▶ [Instructions to follow]
Write out every record in full, exactly as written, please.
[start of The data]
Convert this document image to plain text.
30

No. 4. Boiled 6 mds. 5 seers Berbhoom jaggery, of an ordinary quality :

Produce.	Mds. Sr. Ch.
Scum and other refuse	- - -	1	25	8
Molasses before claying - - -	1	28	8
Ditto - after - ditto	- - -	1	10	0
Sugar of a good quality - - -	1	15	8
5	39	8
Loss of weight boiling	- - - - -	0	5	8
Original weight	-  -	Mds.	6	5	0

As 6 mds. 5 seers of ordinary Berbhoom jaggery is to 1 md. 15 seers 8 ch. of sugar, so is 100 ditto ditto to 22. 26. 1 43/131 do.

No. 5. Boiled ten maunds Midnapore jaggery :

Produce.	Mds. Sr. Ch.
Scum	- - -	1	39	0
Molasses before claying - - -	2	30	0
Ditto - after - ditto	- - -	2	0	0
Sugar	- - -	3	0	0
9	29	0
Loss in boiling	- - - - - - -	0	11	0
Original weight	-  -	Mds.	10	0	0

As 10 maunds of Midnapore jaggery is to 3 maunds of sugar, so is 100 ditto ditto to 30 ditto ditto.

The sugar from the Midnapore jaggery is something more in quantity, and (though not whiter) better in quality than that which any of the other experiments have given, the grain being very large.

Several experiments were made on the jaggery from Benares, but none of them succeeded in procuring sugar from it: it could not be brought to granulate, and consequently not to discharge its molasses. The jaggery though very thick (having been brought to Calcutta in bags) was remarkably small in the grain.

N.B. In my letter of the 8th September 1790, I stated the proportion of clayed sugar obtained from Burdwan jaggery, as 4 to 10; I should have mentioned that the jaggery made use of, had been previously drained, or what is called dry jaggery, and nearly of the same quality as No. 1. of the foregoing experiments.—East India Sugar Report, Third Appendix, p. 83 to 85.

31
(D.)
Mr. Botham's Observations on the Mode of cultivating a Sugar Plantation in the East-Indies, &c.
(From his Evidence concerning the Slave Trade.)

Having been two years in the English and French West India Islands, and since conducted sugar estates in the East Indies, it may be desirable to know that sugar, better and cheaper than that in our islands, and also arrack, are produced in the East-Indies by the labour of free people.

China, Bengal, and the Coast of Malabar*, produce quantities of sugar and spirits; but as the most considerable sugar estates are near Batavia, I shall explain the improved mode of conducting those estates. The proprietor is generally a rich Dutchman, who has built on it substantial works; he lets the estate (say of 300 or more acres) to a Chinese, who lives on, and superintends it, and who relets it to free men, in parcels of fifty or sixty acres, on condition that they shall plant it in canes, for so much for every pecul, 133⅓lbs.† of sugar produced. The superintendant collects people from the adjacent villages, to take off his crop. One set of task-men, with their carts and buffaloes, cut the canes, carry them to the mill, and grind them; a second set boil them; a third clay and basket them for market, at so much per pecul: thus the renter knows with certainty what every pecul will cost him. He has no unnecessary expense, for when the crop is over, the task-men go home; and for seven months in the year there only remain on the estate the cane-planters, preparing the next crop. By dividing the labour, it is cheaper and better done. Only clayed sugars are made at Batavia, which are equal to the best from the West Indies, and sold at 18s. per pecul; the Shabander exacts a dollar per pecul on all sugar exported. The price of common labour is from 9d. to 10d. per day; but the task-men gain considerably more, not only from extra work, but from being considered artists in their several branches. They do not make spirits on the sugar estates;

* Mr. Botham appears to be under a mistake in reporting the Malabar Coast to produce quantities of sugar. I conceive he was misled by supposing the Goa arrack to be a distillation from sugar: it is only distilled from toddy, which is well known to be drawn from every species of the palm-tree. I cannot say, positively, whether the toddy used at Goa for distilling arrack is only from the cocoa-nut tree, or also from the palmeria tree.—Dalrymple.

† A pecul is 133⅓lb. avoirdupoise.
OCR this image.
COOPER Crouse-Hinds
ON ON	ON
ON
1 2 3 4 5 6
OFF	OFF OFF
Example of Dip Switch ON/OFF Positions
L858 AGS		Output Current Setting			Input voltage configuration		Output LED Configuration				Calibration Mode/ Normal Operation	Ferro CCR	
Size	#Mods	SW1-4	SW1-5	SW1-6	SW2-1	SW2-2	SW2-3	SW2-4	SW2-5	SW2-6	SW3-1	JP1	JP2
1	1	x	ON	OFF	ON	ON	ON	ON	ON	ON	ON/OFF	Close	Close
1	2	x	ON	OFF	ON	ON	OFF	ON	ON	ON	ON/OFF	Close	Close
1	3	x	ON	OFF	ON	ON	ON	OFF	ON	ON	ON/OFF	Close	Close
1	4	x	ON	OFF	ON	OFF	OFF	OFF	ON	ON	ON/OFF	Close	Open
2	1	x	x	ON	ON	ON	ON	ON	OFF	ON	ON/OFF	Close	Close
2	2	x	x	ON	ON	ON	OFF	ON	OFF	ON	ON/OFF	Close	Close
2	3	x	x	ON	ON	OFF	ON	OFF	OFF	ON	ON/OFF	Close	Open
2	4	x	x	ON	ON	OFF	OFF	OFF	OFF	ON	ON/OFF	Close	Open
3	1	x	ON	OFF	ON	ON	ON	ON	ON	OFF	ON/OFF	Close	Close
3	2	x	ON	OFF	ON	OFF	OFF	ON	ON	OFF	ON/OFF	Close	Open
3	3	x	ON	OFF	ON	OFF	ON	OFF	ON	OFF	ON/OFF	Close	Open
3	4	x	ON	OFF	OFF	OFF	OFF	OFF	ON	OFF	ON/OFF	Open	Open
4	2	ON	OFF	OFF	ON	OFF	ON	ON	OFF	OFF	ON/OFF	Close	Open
[end of The data]
▶ [Expected answer]
Convert this document image to plain text.
30

No. 4. Boiled 6 mds. 5 seers Berbhoom jaggery, of an ordinary quality :

Produce.	Mds. Sr. Ch.
Scum and other refuse	- - -	1	25	8
Molasses before claying - - -	1	28	8
Ditto - after - ditto	- - -	1	10	0
Sugar of a good quality - - -	1	15	8
5	39	8
Loss of weight boiling	- - - - -	0	5	8
Original weight	-  -	Mds.	6	5	0

As 6 mds. 5 seers of ordinary Berbhoom jaggery is to 1 md. 15 seers 8 ch. of sugar, so is 100 ditto ditto to 22. 26. 1 43/131 do.

No. 5. Boiled ten maunds Midnapore jaggery :

Produce.	Mds. Sr. Ch.
Scum	- - -	1	39	0
Molasses before claying - - -	2	30	0
Ditto - after - ditto	- - -	2	0	0
Sugar	- - -	3	0	0
9	29	0
Loss in boiling	- - - - - - -	0	11	0
Original weight	-  -	Mds.	10	0	0

As 10 maunds of Midnapore jaggery is to 3 maunds of sugar, so is 100 ditto ditto to 30 ditto ditto.

The sugar from the Midnapore jaggery is something more in quantity, and (though not whiter) better in quality than that which any of the other experiments have given, the grain being very large.

Several experiments were made on the jaggery from Benares, but none of them succeeded in procuring sugar from it: it could not be brought to granulate, and consequently not to discharge its molasses. The jaggery though very thick (having been brought to Calcutta in bags) was remarkably small in the grain.

N.B. In my letter of the 8th September 1790, I stated the proportion of clayed sugar obtained from Burdwan jaggery, as 4 to 10; I should have mentioned that the jaggery made use of, had been previously drained, or what is called dry jaggery, and nearly of the same quality as No. 1. of the foregoing experiments.—East India Sugar Report, Third Appendix, p. 83 to 85.

31
(D.)
Mr. Botham's Observations on the Mode of cultivating a Sugar Plantation in the East-Indies, &c.
(From his Evidence concerning the Slave Trade.)

Having been two years in the English and French West India Islands, and since conducted sugar estates in the East Indies, it may be desirable to know that sugar, better and cheaper than that in our islands, and also arrack, are produced in the East-Indies by the labour of free people.

China, Bengal, and the Coast of Malabar*, produce quantities of sugar and spirits; but as the most considerable sugar estates are near Batavia, I shall explain the improved mode of conducting those estates. The proprietor is generally a rich Dutchman, who has built on it substantial works; he lets the estate (say of 300 or more acres) to a Chinese, who lives on, and superintends it, and who relets it to free men, in parcels of fifty or sixty acres, on condition that they shall plant it in canes, for so much for every pecul, 133⅓lbs.† of sugar produced. The superintendant collects people from the adjacent villages, to take off his crop. One set of task-men, with their carts and buffaloes, cut the canes, carry them to the mill, and grind them; a second set boil them; a third clay and basket them for market, at so much per pecul: thus the renter knows with certainty what every pecul will cost him. He has no unnecessary expense, for when the crop is over, the task-men go home; and for seven months in the year there only remain on the estate the cane-planters, preparing the next crop. By dividing the labour, it is cheaper and better done. Only clayed sugars are made at Batavia, which are equal to the best from the West Indies, and sold at 18s. per pecul; the Shabander exacts a dollar per pecul on all sugar exported. The price of common labour is from 9d. to 10d. per day; but the task-men gain considerably more, not only from extra work, but from being considered artists in their several branches. They do not make spirits on the sugar estates;

* Mr. Botham appears to be under a mistake in reporting the Malabar Coast to produce quantities of sugar. I conceive he was misled by supposing the Goa arrack to be a distillation from sugar: it is only distilled from toddy, which is well known to be drawn from every species of the palm-tree. I cannot say, positively, whether the toddy used at Goa for distilling arrack is only from the cocoa-nut tree, or also from the palmeria tree.—Dalrymple.

† A pecul is 133⅓lb. avoirdupoise.
OCR this image.
COOPER Crouse-Hinds
ON ON	ON
ON
1 2 3 4 5 6
OFF	OFF OFF
Example of Dip Switch ON/OFF Positions
L858 AGS		Output Current Setting			Input voltage configuration		Output LED Configuration				Calibration Mode/ Normal Operation	Ferro CCR	
Size	#Mods	SW1-4	SW1-5	SW1-6	SW2-1	SW2-2	SW2-3	SW2-4	SW2-5	SW2-6	SW3-1	JP1	JP2
1	1	x	ON	OFF	ON	ON	ON	ON	ON	ON	ON/OFF	Close	Close
1	2	x	ON	OFF	ON	ON	OFF	ON	ON	ON	ON/OFF	Close	Close
1	3	x	ON	OFF	ON	ON	ON	OFF	ON	ON	ON/OFF	Close	Close
1	4	x	ON	OFF	ON	OFF	OFF	OFF	ON	ON	ON/OFF	Close	Open
2	1	x	x	ON	ON	ON	ON	ON	OFF	ON	ON/OFF	Close	Close
2	2	x	x	ON	ON	ON	OFF	ON	OFF	ON	ON/OFF	Close	Close
2	3	x	x	ON	ON	OFF	ON	OFF	OFF	ON	ON/OFF	Close	Open
2	4	x	x	ON	ON	OFF	OFF	OFF	OFF	ON	ON/OFF	Close	Open
3	1	x	ON	OFF	ON	ON	ON	ON	ON	OFF	ON/OFF	Close	Close
3	2	x	ON	OFF	ON	OFF	OFF	ON	ON	OFF	ON/OFF	Close	Open
3	3	x	ON	OFF	ON	OFF	ON	OFF	ON	OFF	ON/OFF	Close	Open
3	4	x	ON	OFF	OFF	OFF	OFF	OFF	ON	OFF	ON/OFF	Open	Open
4	2	ON	OFF	OFF	ON	OFF	ON	ON	OFF	OFF	ON/OFF	Close	Open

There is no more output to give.